====== Records for the exercise
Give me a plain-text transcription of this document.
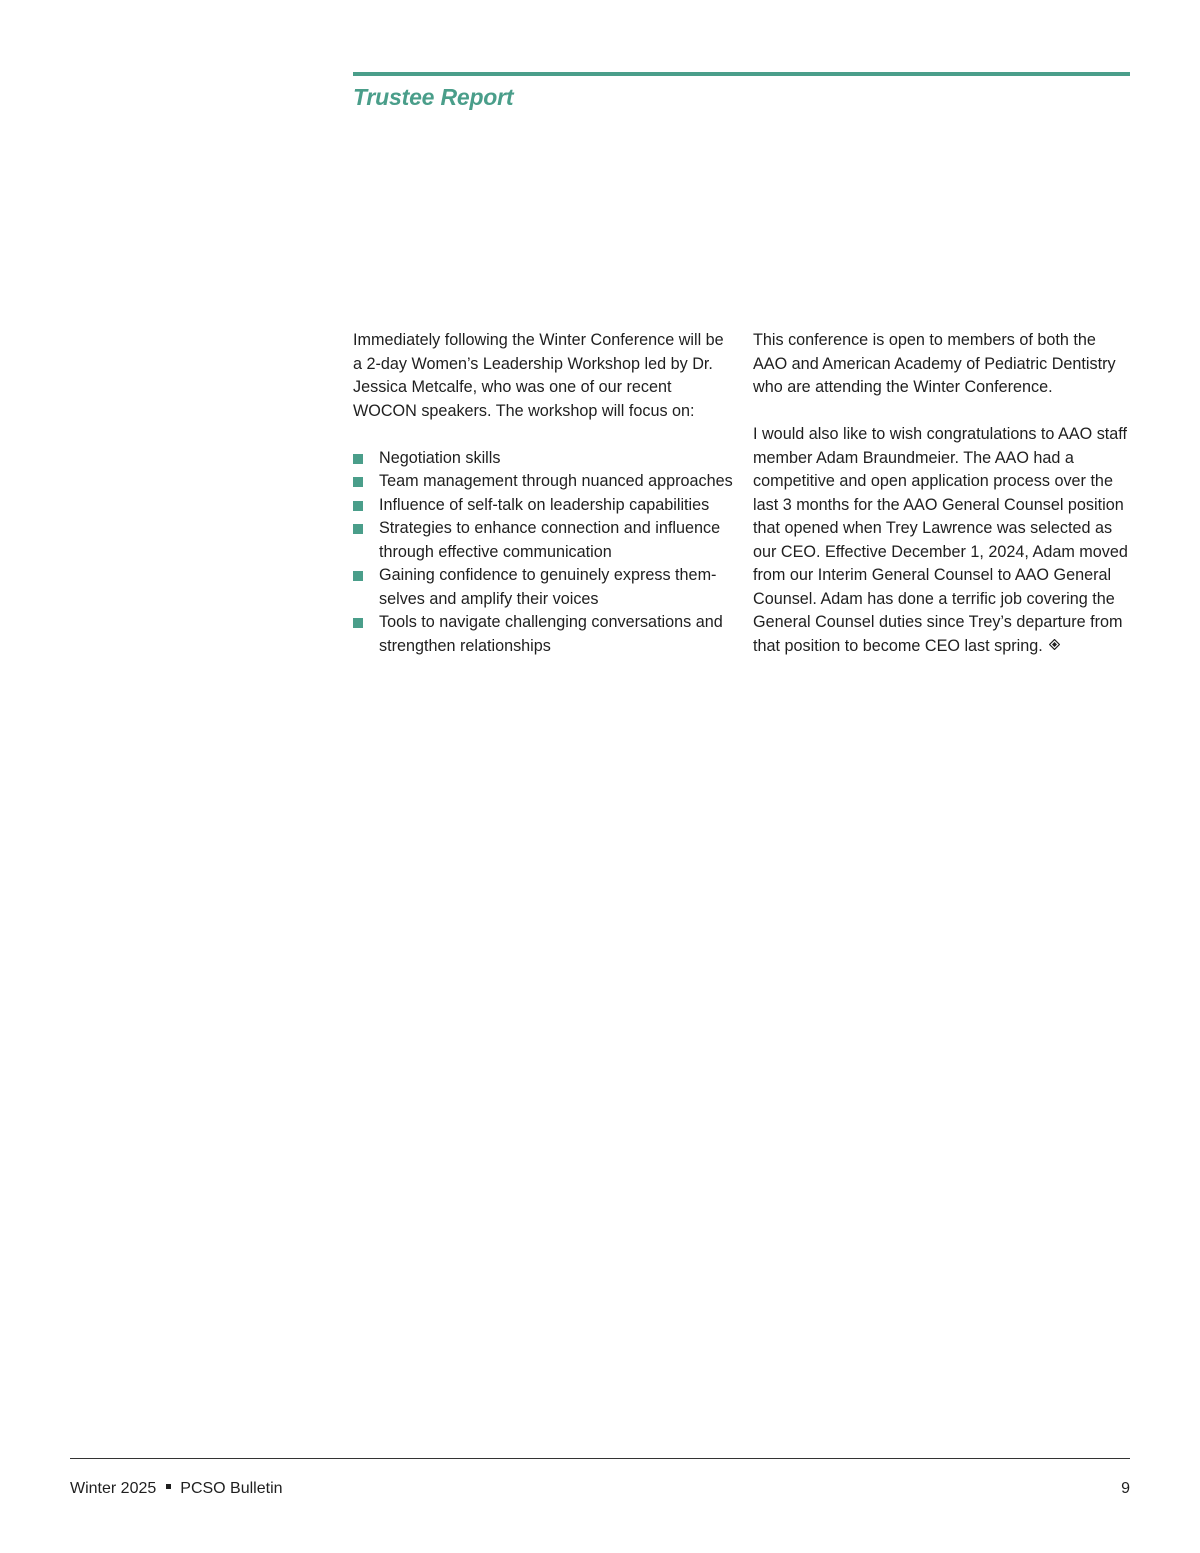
Trustee Report

Immediately following the Winter Conference will be a 2-day Women’s Leadership Workshop led by Dr. Jessica Metcalfe, who was one of our recent WOCON speakers. The workshop will focus on:

Negotiation skills
Team management through nuanced approaches
Influence of self-talk on leadership capabilities
Strategies to enhance connection and influence through effective communication
Gaining confidence to genuinely express them-selves and amplify their voices
Tools to navigate challenging conversations and strengthen relationships

This conference is open to members of both the AAO and American Academy of Pediatric Dentistry who are attending the Winter Conference.

I would also like to wish congratulations to AAO staff member Adam Braundmeier. The AAO had a competitive and open application process over the last 3 months for the AAO General Counsel position that opened when Trey Lawrence was selected as our CEO. Effective December 1, 2024, Adam moved from our Interim General Counsel to AAO General Counsel. Adam has done a terrific job covering the General Counsel duties since Trey’s departure from that position to become CEO last spring.

Winter 2025 PCSO Bulletin	9
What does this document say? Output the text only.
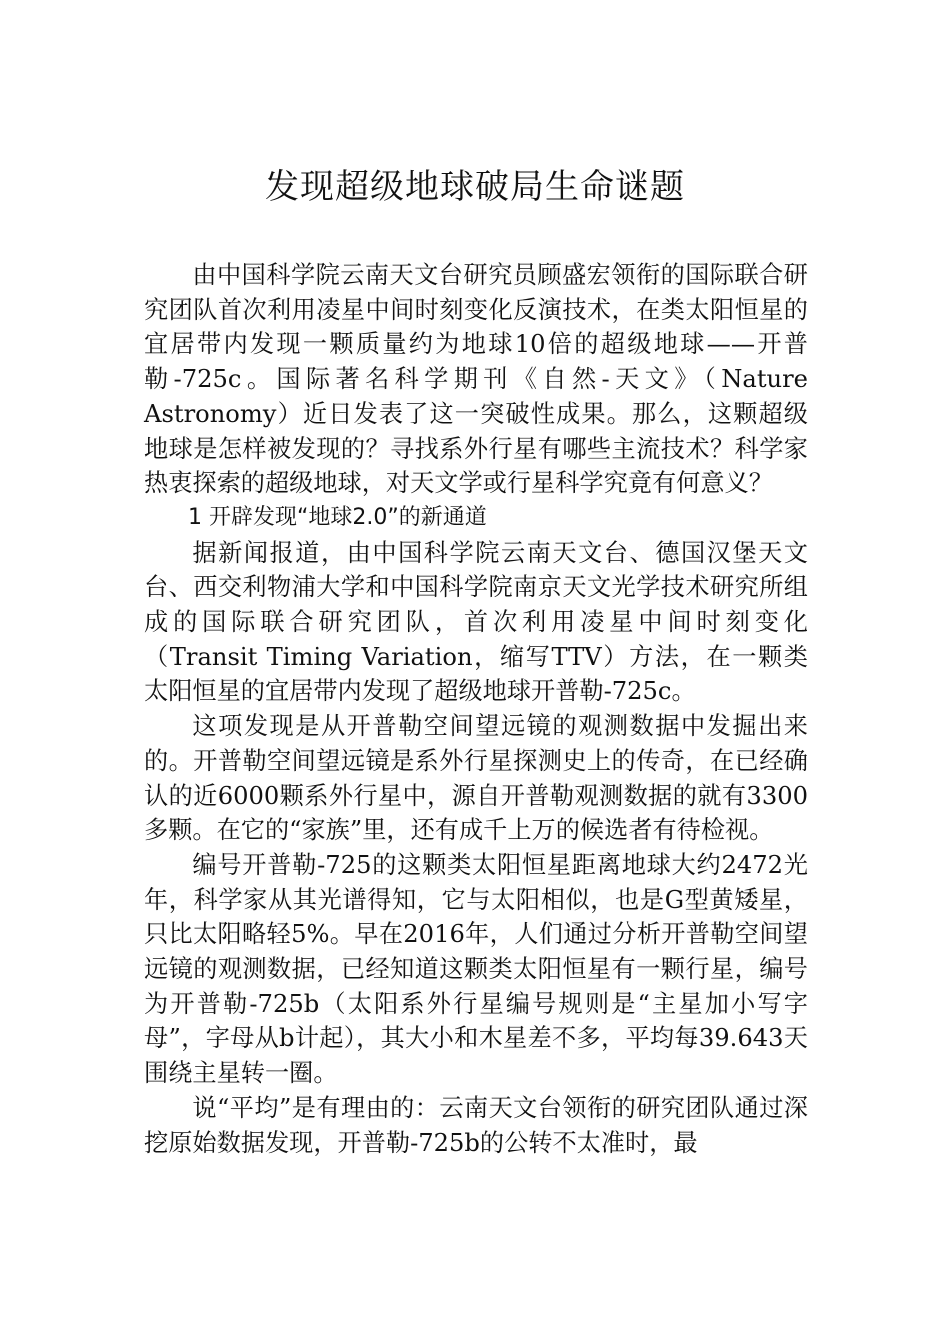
发现超级地球破局生命谜题

由中国科学院云南天文台研究员顾盛宏领衔的国际联合研究团队首次利用凌星中间时刻变化反演技术，在类太阳恒星的宜居带内发现一颗质量约为地球10倍的超级地球——开普勒-725c。国际著名科学期刊《自然-天文》（Nature Astronomy）近日发表了这一突破性成果。那么，这颗超级地球是怎样被发现的？寻找系外行星有哪些主流技术？科学家热衷探索的超级地球，对天文学或行星科学究竟有何意义？

1 开辟发现“地球2.0”的新通道

据新闻报道，由中国科学院云南天文台、德国汉堡天文台、西交利物浦大学和中国科学院南京天文光学技术研究所组成的国际联合研究团队，首次利用凌星中间时刻变化（Transit Timing Variation，缩写TTV）方法，在一颗类太阳恒星的宜居带内发现了超级地球开普勒-725c。

这项发现是从开普勒空间望远镜的观测数据中发掘出来的。开普勒空间望远镜是系外行星探测史上的传奇，在已经确认的近6000颗系外行星中，源自开普勒观测数据的就有3300多颗。在它的“家族”里，还有成千上万的候选者有待检视。

编号开普勒-725的这颗类太阳恒星距离地球大约2472光年，科学家从其光谱得知，它与太阳相似，也是G型黄矮星，只比太阳略轻5%。早在2016年，人们通过分析开普勒空间望远镜的观测数据，已经知道这颗类太阳恒星有一颗行星，编号为开普勒-725b（太阳系外行星编号规则是“主星加小写字母”，字母从b计起），其大小和木星差不多，平均每39.643天围绕主星转一圈。

说“平均”是有理由的：云南天文台领衔的研究团队通过深挖原始数据发现，开普勒-725b的公转不太准时，最
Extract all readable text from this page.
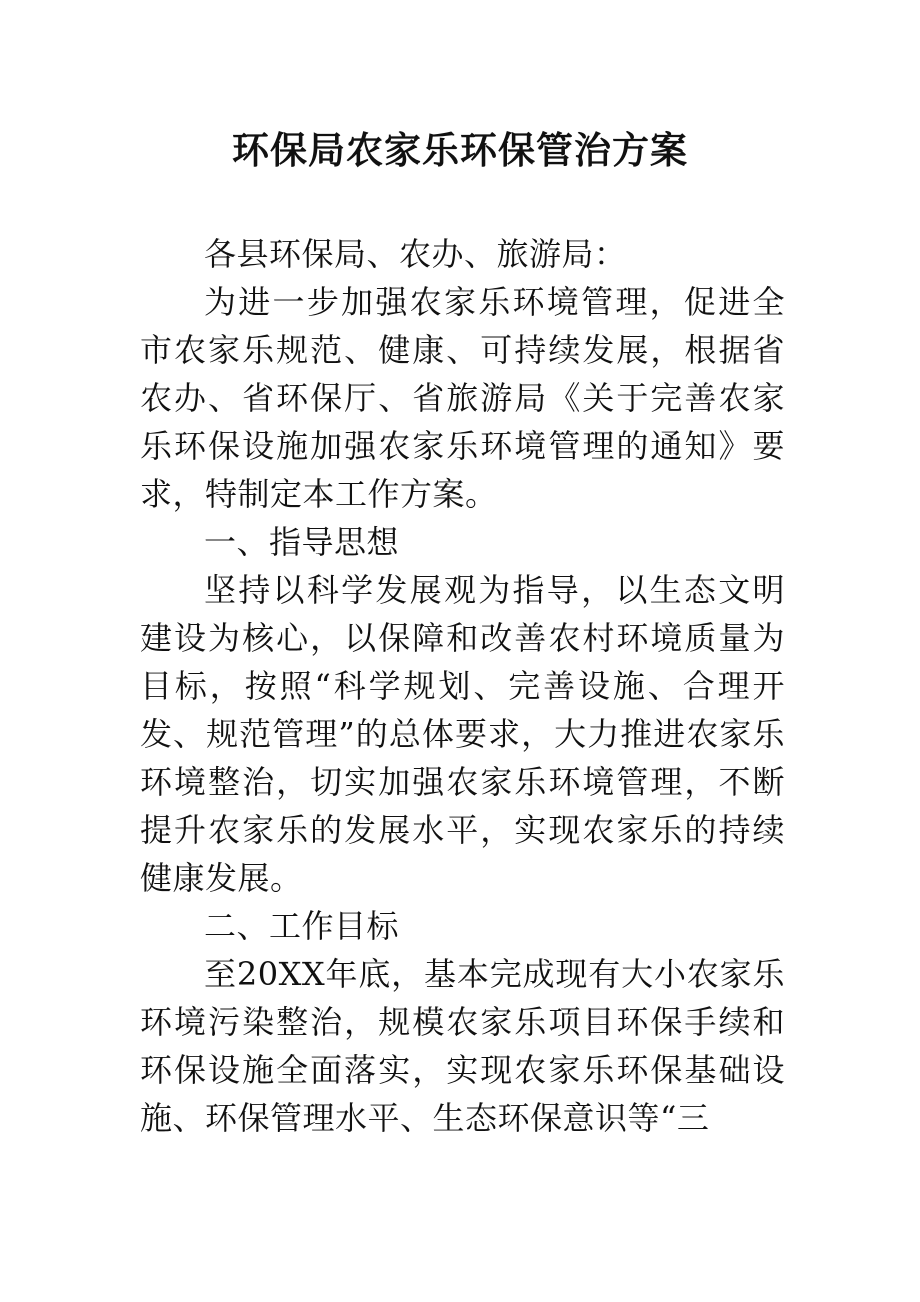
环保局农家乐环保管治方案

各县环保局、农办、旅游局：

为进一步加强农家乐环境管理，促进全市农家乐规范、健康、可持续发展，根据省农办、省环保厅、省旅游局《关于完善农家乐环保设施加强农家乐环境管理的通知》要求，特制定本工作方案。

一、指导思想

坚持以科学发展观为指导，以生态文明建设为核心，以保障和改善农村环境质量为目标，按照“科学规划、完善设施、合理开发、规范管理”的总体要求，大力推进农家乐环境整治，切实加强农家乐环境管理，不断提升农家乐的发展水平，实现农家乐的持续健康发展。

二、工作目标

至20XX年底，基本完成现有大小农家乐环境污染整治，规模农家乐项目环保手续和环保设施全面落实，实现农家乐环保基础设施、环保管理水平、生态环保意识等“三
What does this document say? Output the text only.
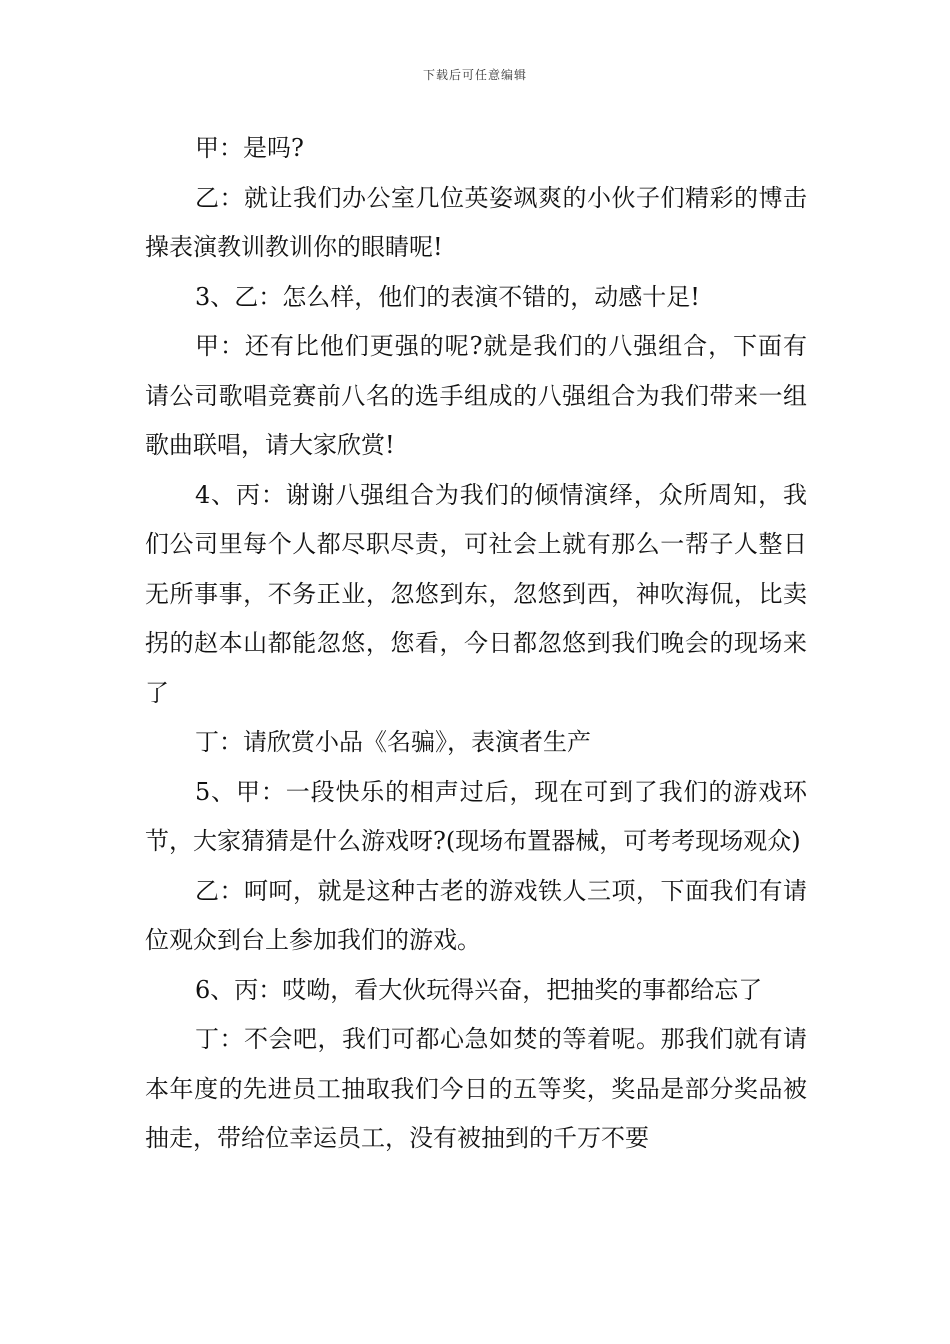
下载后可任意编辑

甲：是吗?

乙：就让我们办公室几位英姿飒爽的小伙子们精彩的博击操表演教训教训你的眼睛呢!

3、乙：怎么样，他们的表演不错的，动感十足!

甲：还有比他们更强的呢?就是我们的八强组合，下面有请公司歌唱竞赛前八名的选手组成的八强组合为我们带来一组歌曲联唱，请大家欣赏!

4、丙：谢谢八强组合为我们的倾情演绎，众所周知，我们公司里每个人都尽职尽责，可社会上就有那么一帮子人整日无所事事，不务正业，忽悠到东，忽悠到西，神吹海侃，比卖拐的赵本山都能忽悠，您看，今日都忽悠到我们晚会的现场来了

丁：请欣赏小品《名骗》，表演者生产

5、甲：一段快乐的相声过后，现在可到了我们的游戏环节，大家猜猜是什么游戏呀?(现场布置器械，可考考现场观众)

乙：呵呵，就是这种古老的游戏铁人三项，下面我们有请位观众到台上参加我们的游戏。

6、丙：哎呦，看大伙玩得兴奋，把抽奖的事都给忘了

丁：不会吧，我们可都心急如焚的等着呢。那我们就有请本年度的先进员工抽取我们今日的五等奖，奖品是部分奖品被抽走，带给位幸运员工，没有被抽到的千万不要
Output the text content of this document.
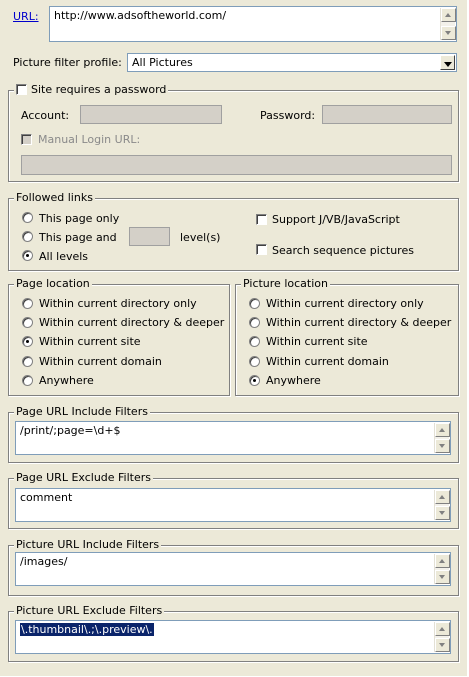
URL: http://www.adsoftheworld.com/
Picture filter profile: All Pictures
Site requires a password
Account:	Password:
Manual Login URL:
Followed links
This page only
This page and	level(s)
All levels
Support J/VB/JavaScript
Search sequence pictures
Page location
Within current directory only
Within current directory & deeper
Within current site
Within current domain
Anywhere
Picture location
Within current directory only
Within current directory & deeper
Within current site
Within current domain
Anywhere
Page URL Include Filters
/print/;page=\d+$
Page URL Exclude Filters
comment
Picture URL Include Filters
/images/
Picture URL Exclude Filters
\.thumbnail\.;\.preview\.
============
-- Problem details --
Within the listing above, find every line containing the string "from" and return it.

-- Result --
I would also like to wish congratulations to AAO staff member Adam Braundmeier. The AAO had a competitive and open application process over the last 3 months for the AAO General Counsel position that opened when Trey Lawrence was selected as our CEO. Effective December 1, 2024, Adam moved from our Interim General Counsel to AAO General Counsel. Adam has done a terrific job covering the General Counsel duties since Trey’s departure from that position to become CEO last spring.
Extract all readable text from this page.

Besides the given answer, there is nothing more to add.